** BEGIN **

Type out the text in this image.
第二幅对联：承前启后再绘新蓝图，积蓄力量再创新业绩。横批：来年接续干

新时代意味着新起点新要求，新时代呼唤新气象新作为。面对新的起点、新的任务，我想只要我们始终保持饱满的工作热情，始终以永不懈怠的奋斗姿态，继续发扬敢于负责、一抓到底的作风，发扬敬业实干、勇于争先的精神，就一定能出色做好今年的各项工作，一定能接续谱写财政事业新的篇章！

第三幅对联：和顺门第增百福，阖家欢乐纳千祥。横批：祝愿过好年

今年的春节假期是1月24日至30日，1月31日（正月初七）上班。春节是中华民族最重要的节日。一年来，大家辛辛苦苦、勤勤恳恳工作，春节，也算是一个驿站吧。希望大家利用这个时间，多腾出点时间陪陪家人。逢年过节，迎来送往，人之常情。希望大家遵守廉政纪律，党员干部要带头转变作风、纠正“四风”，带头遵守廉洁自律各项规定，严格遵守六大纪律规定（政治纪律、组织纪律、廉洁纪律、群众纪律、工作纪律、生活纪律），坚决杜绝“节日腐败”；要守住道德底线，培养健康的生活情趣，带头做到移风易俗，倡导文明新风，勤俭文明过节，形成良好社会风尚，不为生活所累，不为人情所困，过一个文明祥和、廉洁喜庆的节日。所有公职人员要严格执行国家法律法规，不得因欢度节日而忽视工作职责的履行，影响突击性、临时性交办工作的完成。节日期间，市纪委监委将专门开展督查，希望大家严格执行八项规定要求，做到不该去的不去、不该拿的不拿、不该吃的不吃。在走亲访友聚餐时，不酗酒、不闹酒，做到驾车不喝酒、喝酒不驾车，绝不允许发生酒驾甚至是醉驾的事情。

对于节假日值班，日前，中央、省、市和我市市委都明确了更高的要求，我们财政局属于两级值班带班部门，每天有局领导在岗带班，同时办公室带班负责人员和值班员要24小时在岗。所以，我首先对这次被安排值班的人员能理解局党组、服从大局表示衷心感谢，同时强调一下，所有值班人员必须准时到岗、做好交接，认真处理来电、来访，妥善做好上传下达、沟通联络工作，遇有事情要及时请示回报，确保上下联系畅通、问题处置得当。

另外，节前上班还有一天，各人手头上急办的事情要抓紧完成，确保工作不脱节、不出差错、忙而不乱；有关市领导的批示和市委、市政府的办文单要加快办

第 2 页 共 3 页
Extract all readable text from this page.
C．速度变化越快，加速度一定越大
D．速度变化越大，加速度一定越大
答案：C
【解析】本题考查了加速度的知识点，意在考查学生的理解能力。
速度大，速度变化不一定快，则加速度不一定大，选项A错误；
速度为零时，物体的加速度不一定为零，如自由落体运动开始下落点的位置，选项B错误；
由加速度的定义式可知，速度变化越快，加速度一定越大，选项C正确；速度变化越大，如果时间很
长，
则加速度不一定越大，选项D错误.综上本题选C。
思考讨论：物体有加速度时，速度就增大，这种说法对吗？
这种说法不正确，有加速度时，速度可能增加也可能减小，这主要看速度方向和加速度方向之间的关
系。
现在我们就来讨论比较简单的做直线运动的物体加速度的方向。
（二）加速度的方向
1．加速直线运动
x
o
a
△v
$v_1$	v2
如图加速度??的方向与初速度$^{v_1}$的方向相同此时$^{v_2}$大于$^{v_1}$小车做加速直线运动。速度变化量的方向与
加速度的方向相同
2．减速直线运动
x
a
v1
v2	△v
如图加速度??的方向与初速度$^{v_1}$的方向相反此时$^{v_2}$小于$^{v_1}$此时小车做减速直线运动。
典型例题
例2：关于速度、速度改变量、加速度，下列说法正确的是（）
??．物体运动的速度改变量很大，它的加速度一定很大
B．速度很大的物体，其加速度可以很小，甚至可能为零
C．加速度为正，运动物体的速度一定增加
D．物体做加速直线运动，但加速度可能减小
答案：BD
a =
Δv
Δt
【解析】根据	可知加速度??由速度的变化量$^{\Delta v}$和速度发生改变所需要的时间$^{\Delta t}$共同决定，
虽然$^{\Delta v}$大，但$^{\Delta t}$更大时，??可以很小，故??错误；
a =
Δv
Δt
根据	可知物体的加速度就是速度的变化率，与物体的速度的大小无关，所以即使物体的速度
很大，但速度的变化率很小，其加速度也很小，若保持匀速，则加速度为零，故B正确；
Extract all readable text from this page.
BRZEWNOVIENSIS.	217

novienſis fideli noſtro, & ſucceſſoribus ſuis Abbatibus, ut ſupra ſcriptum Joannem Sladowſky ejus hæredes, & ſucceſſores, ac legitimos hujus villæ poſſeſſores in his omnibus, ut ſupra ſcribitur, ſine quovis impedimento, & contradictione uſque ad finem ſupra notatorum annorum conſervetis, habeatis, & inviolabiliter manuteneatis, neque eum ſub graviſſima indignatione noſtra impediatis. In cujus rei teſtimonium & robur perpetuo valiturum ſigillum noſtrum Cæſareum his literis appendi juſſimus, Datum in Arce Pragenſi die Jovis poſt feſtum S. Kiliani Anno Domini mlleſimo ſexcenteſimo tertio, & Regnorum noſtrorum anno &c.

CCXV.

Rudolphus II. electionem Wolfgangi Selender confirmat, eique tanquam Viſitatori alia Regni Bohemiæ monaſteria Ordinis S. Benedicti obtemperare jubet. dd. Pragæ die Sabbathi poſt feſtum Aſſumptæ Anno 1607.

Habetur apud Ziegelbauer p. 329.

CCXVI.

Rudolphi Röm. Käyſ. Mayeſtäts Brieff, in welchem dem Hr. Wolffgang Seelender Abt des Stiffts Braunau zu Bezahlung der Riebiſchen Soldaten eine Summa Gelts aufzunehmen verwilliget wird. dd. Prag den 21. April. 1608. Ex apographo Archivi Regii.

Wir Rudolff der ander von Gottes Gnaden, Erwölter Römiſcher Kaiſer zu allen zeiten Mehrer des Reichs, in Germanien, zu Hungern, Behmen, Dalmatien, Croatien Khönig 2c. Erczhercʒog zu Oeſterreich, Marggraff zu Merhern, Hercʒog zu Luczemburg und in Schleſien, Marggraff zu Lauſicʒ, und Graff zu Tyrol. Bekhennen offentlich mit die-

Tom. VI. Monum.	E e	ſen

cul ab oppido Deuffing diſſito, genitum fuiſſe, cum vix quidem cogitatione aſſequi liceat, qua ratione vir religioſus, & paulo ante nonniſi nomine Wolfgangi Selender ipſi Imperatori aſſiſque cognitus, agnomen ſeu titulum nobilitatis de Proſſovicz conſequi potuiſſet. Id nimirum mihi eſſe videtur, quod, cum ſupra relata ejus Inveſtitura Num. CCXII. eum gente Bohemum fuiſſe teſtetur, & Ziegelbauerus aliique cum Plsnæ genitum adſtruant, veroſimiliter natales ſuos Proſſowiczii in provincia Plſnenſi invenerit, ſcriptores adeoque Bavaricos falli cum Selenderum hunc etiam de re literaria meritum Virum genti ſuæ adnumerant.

** END **

§ The problem: Every entry should be output exactly as written, please.

§ Result:
Type out the text in this image.
第二幅对联：承前启后再绘新蓝图，积蓄力量再创新业绩。横批：来年接续干

新时代意味着新起点新要求，新时代呼唤新气象新作为。面对新的起点、新的任务，我想只要我们始终保持饱满的工作热情，始终以永不懈怠的奋斗姿态，继续发扬敢于负责、一抓到底的作风，发扬敬业实干、勇于争先的精神，就一定能出色做好今年的各项工作，一定能接续谱写财政事业新的篇章！

第三幅对联：和顺门第增百福，阖家欢乐纳千祥。横批：祝愿过好年

今年的春节假期是1月24日至30日，1月31日（正月初七）上班。春节是中华民族最重要的节日。一年来，大家辛辛苦苦、勤勤恳恳工作，春节，也算是一个驿站吧。希望大家利用这个时间，多腾出点时间陪陪家人。逢年过节，迎来送往，人之常情。希望大家遵守廉政纪律，党员干部要带头转变作风、纠正“四风”，带头遵守廉洁自律各项规定，严格遵守六大纪律规定（政治纪律、组织纪律、廉洁纪律、群众纪律、工作纪律、生活纪律），坚决杜绝“节日腐败”；要守住道德底线，培养健康的生活情趣，带头做到移风易俗，倡导文明新风，勤俭文明过节，形成良好社会风尚，不为生活所累，不为人情所困，过一个文明祥和、廉洁喜庆的节日。所有公职人员要严格执行国家法律法规，不得因欢度节日而忽视工作职责的履行，影响突击性、临时性交办工作的完成。节日期间，市纪委监委将专门开展督查，希望大家严格执行八项规定要求，做到不该去的不去、不该拿的不拿、不该吃的不吃。在走亲访友聚餐时，不酗酒、不闹酒，做到驾车不喝酒、喝酒不驾车，绝不允许发生酒驾甚至是醉驾的事情。

对于节假日值班，日前，中央、省、市和我市市委都明确了更高的要求，我们财政局属于两级值班带班部门，每天有局领导在岗带班，同时办公室带班负责人员和值班员要24小时在岗。所以，我首先对这次被安排值班的人员能理解局党组、服从大局表示衷心感谢，同时强调一下，所有值班人员必须准时到岗、做好交接，认真处理来电、来访，妥善做好上传下达、沟通联络工作，遇有事情要及时请示回报，确保上下联系畅通、问题处置得当。

另外，节前上班还有一天，各人手头上急办的事情要抓紧完成，确保工作不脱节、不出差错、忙而不乱；有关市领导的批示和市委、市政府的办文单要加快办

第 2 页 共 3 页
Extract all readable text from this page.
C．速度变化越快，加速度一定越大
D．速度变化越大，加速度一定越大
答案：C
【解析】本题考查了加速度的知识点，意在考查学生的理解能力。
速度大，速度变化不一定快，则加速度不一定大，选项A错误；
速度为零时，物体的加速度不一定为零，如自由落体运动开始下落点的位置，选项B错误；
由加速度的定义式可知，速度变化越快，加速度一定越大，选项C正确；速度变化越大，如果时间很
长，
则加速度不一定越大，选项D错误.综上本题选C。
思考讨论：物体有加速度时，速度就增大，这种说法对吗？
这种说法不正确，有加速度时，速度可能增加也可能减小，这主要看速度方向和加速度方向之间的关
系。
现在我们就来讨论比较简单的做直线运动的物体加速度的方向。
（二）加速度的方向
1．加速直线运动
x
o
a
△v
$v_1$	v2
如图加速度??的方向与初速度$^{v_1}$的方向相同此时$^{v_2}$大于$^{v_1}$小车做加速直线运动。速度变化量的方向与
加速度的方向相同
2．减速直线运动
x
a
v1
v2	△v
如图加速度??的方向与初速度$^{v_1}$的方向相反此时$^{v_2}$小于$^{v_1}$此时小车做减速直线运动。
典型例题
例2：关于速度、速度改变量、加速度，下列说法正确的是（）
??．物体运动的速度改变量很大，它的加速度一定很大
B．速度很大的物体，其加速度可以很小，甚至可能为零
C．加速度为正，运动物体的速度一定增加
D．物体做加速直线运动，但加速度可能减小
答案：BD
a =
Δv
Δt
【解析】根据	可知加速度??由速度的变化量$^{\Delta v}$和速度发生改变所需要的时间$^{\Delta t}$共同决定，
虽然$^{\Delta v}$大，但$^{\Delta t}$更大时，??可以很小，故??错误；
a =
Δv
Δt
根据	可知物体的加速度就是速度的变化率，与物体的速度的大小无关，所以即使物体的速度
很大，但速度的变化率很小，其加速度也很小，若保持匀速，则加速度为零，故B正确；
Extract all readable text from this page.
BRZEWNOVIENSIS.	217

novienſis fideli noſtro, & ſucceſſoribus ſuis Abbatibus, ut ſupra ſcriptum Joannem Sladowſky ejus hæredes, & ſucceſſores, ac legitimos hujus villæ poſſeſſores in his omnibus, ut ſupra ſcribitur, ſine quovis impedimento, & contradictione uſque ad finem ſupra notatorum annorum conſervetis, habeatis, & inviolabiliter manuteneatis, neque eum ſub graviſſima indignatione noſtra impediatis. In cujus rei teſtimonium & robur perpetuo valiturum ſigillum noſtrum Cæſareum his literis appendi juſſimus, Datum in Arce Pragenſi die Jovis poſt feſtum S. Kiliani Anno Domini mlleſimo ſexcenteſimo tertio, & Regnorum noſtrorum anno &c.

CCXV.

Rudolphus II. electionem Wolfgangi Selender confirmat, eique tanquam Viſitatori alia Regni Bohemiæ monaſteria Ordinis S. Benedicti obtemperare jubet. dd. Pragæ die Sabbathi poſt feſtum Aſſumptæ Anno 1607.

Habetur apud Ziegelbauer p. 329.

CCXVI.

Rudolphi Röm. Käyſ. Mayeſtäts Brieff, in welchem dem Hr. Wolffgang Seelender Abt des Stiffts Braunau zu Bezahlung der Riebiſchen Soldaten eine Summa Gelts aufzunehmen verwilliget wird. dd. Prag den 21. April. 1608. Ex apographo Archivi Regii.

Wir Rudolff der ander von Gottes Gnaden, Erwölter Römiſcher Kaiſer zu allen zeiten Mehrer des Reichs, in Germanien, zu Hungern, Behmen, Dalmatien, Croatien Khönig 2c. Erczhercʒog zu Oeſterreich, Marggraff zu Merhern, Hercʒog zu Luczemburg und in Schleſien, Marggraff zu Lauſicʒ, und Graff zu Tyrol. Bekhennen offentlich mit die-

Tom. VI. Monum.	E e	ſen

cul ab oppido Deuffing diſſito, genitum fuiſſe, cum vix quidem cogitatione aſſequi liceat, qua ratione vir religioſus, & paulo ante nonniſi nomine Wolfgangi Selender ipſi Imperatori aſſiſque cognitus, agnomen ſeu titulum nobilitatis de Proſſovicz conſequi potuiſſet. Id nimirum mihi eſſe videtur, quod, cum ſupra relata ejus Inveſtitura Num. CCXII. eum gente Bohemum fuiſſe teſtetur, & Ziegelbauerus aliique cum Plsnæ genitum adſtruant, veroſimiliter natales ſuos Proſſowiczii in provincia Plſnenſi invenerit, ſcriptores adeoque Bavaricos falli cum Selenderum hunc etiam de re literaria meritum Virum genti ſuæ adnumerant.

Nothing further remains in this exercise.